#### EXTRACTED ENTRIES

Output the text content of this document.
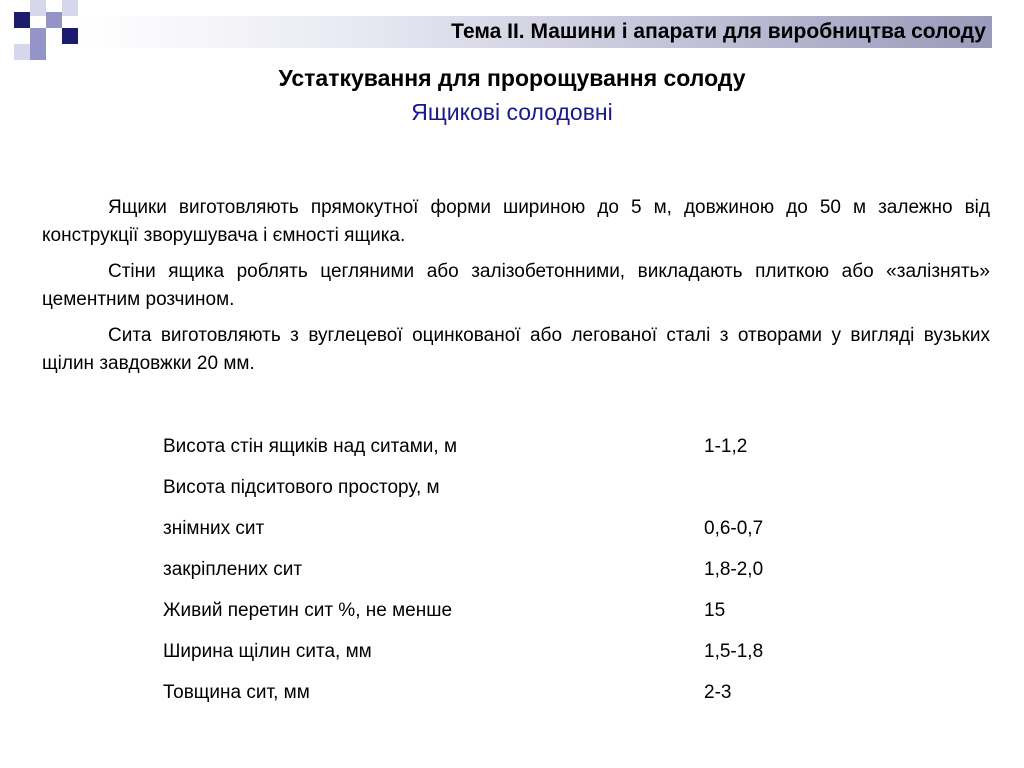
Тема ІІ. Машини і апарати для виробництва солоду
Устаткування для пророщування солоду
Ящикові солодовні

Ящики виготовляють прямокутної форми шириною до 5 м, довжиною до 50 м залежно від конструкції зворушувача і ємності ящика.

Стіни ящика роблять цегляними або залізобетонними, викладають плиткою або «залізнять» цементним розчином.

Сита виготовляють з вуглецевої оцинкованої або легованої сталі з отворами у вигляді вузьких щілин завдовжки 20 мм.

Висота стін ящиків над ситами, м	1-1,2
Висота підситового простору, м
знімних сит	0,6-0,7
закріплених сит	1,8-2,0
Живий перетин сит %, не менше	15
Ширина щілин сита, мм	1,5-1,8
Товщина сит, мм	2-3
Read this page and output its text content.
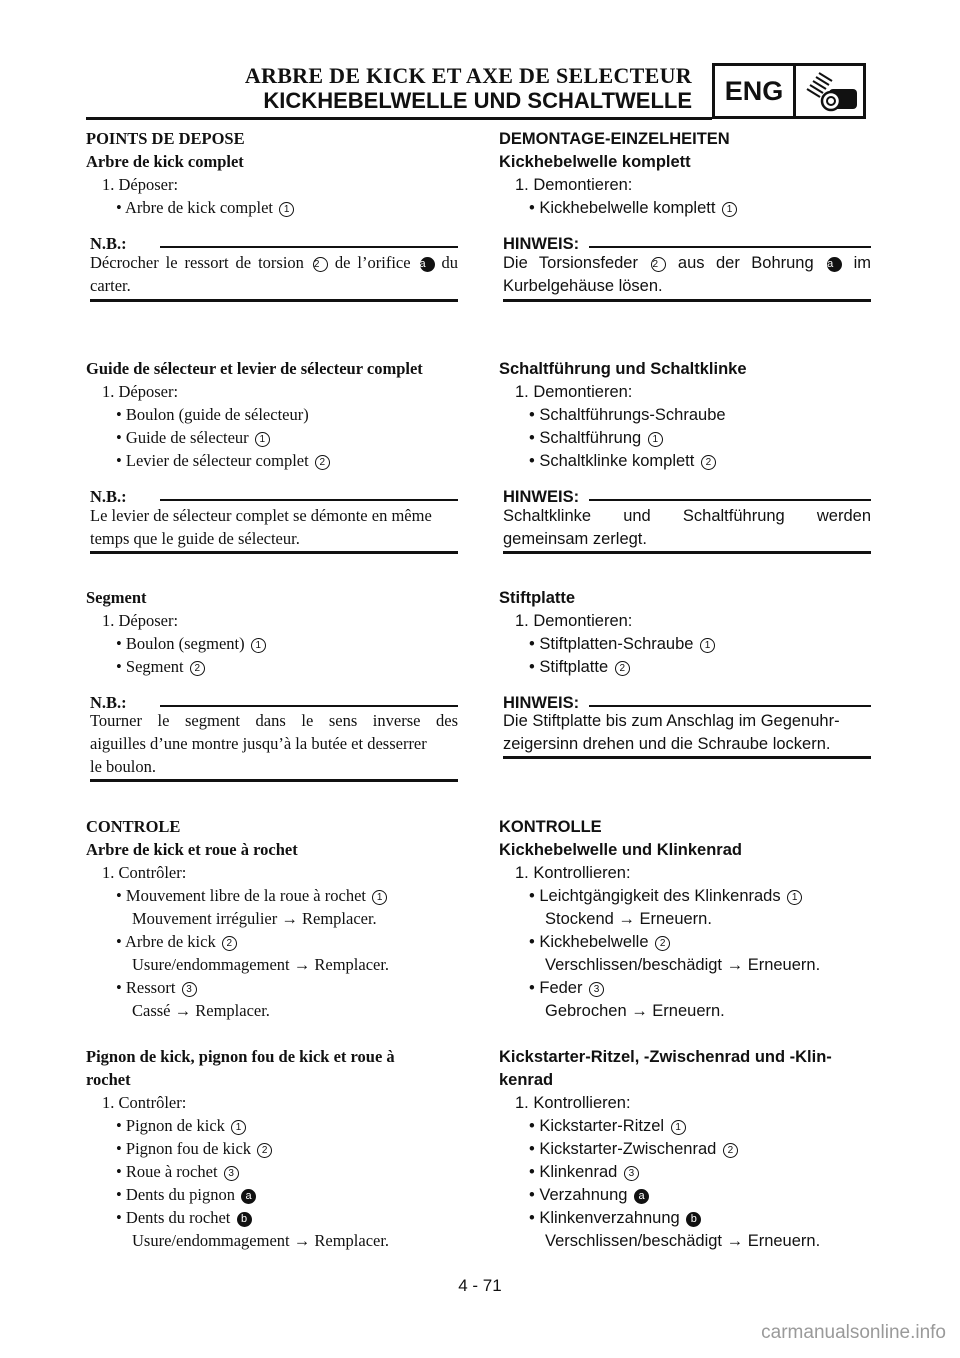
ARBRE DE KICK ET AXE DE SELECTEUR
KICKHEBELWELLE UND SCHALTWELLE	ENG
POINTS DE DEPOSE
Arbre de kick complet
1. Déposer:
• Arbre de kick complet 1
N.B.:
Décrocher le ressort de torsion 2 de l’orifice a du
carter.
Guide de sélecteur et levier de sélecteur complet
1. Déposer:
• Boulon (guide de sélecteur)
• Guide de sélecteur 1
• Levier de sélecteur complet 2
N.B.:
Le levier de sélecteur complet se démonte en même
temps que le guide de sélecteur.
Segment
1. Déposer:
• Boulon (segment) 1
• Segment 2
N.B.:
Tourner le segment dans le sens inverse des
aiguilles d’une montre jusqu’à la butée et desserrer
le boulon.
CONTROLE
Arbre de kick et roue à rochet
1. Contrôler:
• Mouvement libre de la roue à rochet 1
Mouvement irrégulier → Remplacer.
• Arbre de kick 2
Usure/endommagement → Remplacer.
• Ressort 3
Cassé → Remplacer.
Pignon de kick, pignon fou de kick et roue à
rochet
1. Contrôler:
• Pignon de kick 1
• Pignon fou de kick 2
• Roue à rochet 3
• Dents du pignon a
• Dents du rochet b
Usure/endommagement → Remplacer.
DEMONTAGE-EINZELHEITEN
Kickhebelwelle komplett
1. Demontieren:
• Kickhebelwelle komplett 1
HINWEIS:
Die Torsionsfeder 2 aus der Bohrung a im
Kurbelgehäuse lösen.
Schaltführung und Schaltklinke
1. Demontieren:
• Schaltführungs-Schraube
• Schaltführung 1
• Schaltklinke komplett 2
HINWEIS:
Schaltklinke und Schaltführung werden
gemeinsam zerlegt.
Stiftplatte
1. Demontieren:
• Stiftplatten-Schraube 1
• Stiftplatte 2
HINWEIS:
Die Stiftplatte bis zum Anschlag im Gegenuhr-
zeigersinn drehen und die Schraube lockern.
KONTROLLE
Kickhebelwelle und Klinkenrad
1. Kontrollieren:
• Leichtgängigkeit des Klinkenrads 1
Stockend → Erneuern.
• Kickhebelwelle 2
Verschlissen/beschädigt → Erneuern.
• Feder 3
Gebrochen → Erneuern.
Kickstarter-Ritzel, -Zwischenrad und -Klin-
kenrad
1. Kontrollieren:
• Kickstarter-Ritzel 1
• Kickstarter-Zwischenrad 2
• Klinkenrad 3
• Verzahnung a
• Klinkenverzahnung b
Verschlissen/beschädigt → Erneuern.
4 - 71
carmanualsonline.info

########

DIRECTIVE
In your copy of the listing above, reproduce each line exactly and omit all pictures.

OUTPUT
Output the text content of this document.
Тема ІІ. Машини і апарати для виробництва солоду
Устаткування для пророщування солоду
Ящикові солодовні

Ящики виготовляють прямокутної форми шириною до 5 м, довжиною до 50 м залежно від конструкції зворушувача і ємності ящика.

Стіни ящика роблять цегляними або залізобетонними, викладають плиткою або «залізнять» цементним розчином.

Сита виготовляють з вуглецевої оцинкованої або легованої сталі з отворами у вигляді вузьких щілин завдовжки 20 мм.

Висота стін ящиків над ситами, м	1-1,2
Висота підситового простору, м
знімних сит	0,6-0,7
закріплених сит	1,8-2,0
Живий перетин сит %, не менше	15
Ширина щілин сита, мм	1,5-1,8
Товщина сит, мм	2-3
Read this page and output its text content.
ARBRE DE KICK ET AXE DE SELECTEUR
KICKHEBELWELLE UND SCHALTWELLE	ENG
POINTS DE DEPOSE
Arbre de kick complet
1. Déposer:
• Arbre de kick complet 1
N.B.:
Décrocher le ressort de torsion 2 de l’orifice a du
carter.
Guide de sélecteur et levier de sélecteur complet
1. Déposer:
• Boulon (guide de sélecteur)
• Guide de sélecteur 1
• Levier de sélecteur complet 2
N.B.:
Le levier de sélecteur complet se démonte en même
temps que le guide de sélecteur.
Segment
1. Déposer:
• Boulon (segment) 1
• Segment 2
N.B.:
Tourner le segment dans le sens inverse des
aiguilles d’une montre jusqu’à la butée et desserrer
le boulon.
CONTROLE
Arbre de kick et roue à rochet
1. Contrôler:
• Mouvement libre de la roue à rochet 1
Mouvement irrégulier → Remplacer.
• Arbre de kick 2
Usure/endommagement → Remplacer.
• Ressort 3
Cassé → Remplacer.
Pignon de kick, pignon fou de kick et roue à
rochet
1. Contrôler:
• Pignon de kick 1
• Pignon fou de kick 2
• Roue à rochet 3
• Dents du pignon a
• Dents du rochet b
Usure/endommagement → Remplacer.
DEMONTAGE-EINZELHEITEN
Kickhebelwelle komplett
1. Demontieren:
• Kickhebelwelle komplett 1
HINWEIS:
Die Torsionsfeder 2 aus der Bohrung a im
Kurbelgehäuse lösen.
Schaltführung und Schaltklinke
1. Demontieren:
• Schaltführungs-Schraube
• Schaltführung 1
• Schaltklinke komplett 2
HINWEIS:
Schaltklinke und Schaltführung werden
gemeinsam zerlegt.
Stiftplatte
1. Demontieren:
• Stiftplatten-Schraube 1
• Stiftplatte 2
HINWEIS:
Die Stiftplatte bis zum Anschlag im Gegenuhr-
zeigersinn drehen und die Schraube lockern.
KONTROLLE
Kickhebelwelle und Klinkenrad
1. Kontrollieren:
• Leichtgängigkeit des Klinkenrads 1
Stockend → Erneuern.
• Kickhebelwelle 2
Verschlissen/beschädigt → Erneuern.
• Feder 3
Gebrochen → Erneuern.
Kickstarter-Ritzel, -Zwischenrad und -Klin-
kenrad
1. Kontrollieren:
• Kickstarter-Ritzel 1
• Kickstarter-Zwischenrad 2
• Klinkenrad 3
• Verzahnung a
• Klinkenverzahnung b
Verschlissen/beschädigt → Erneuern.
4 - 71
carmanualsonline.info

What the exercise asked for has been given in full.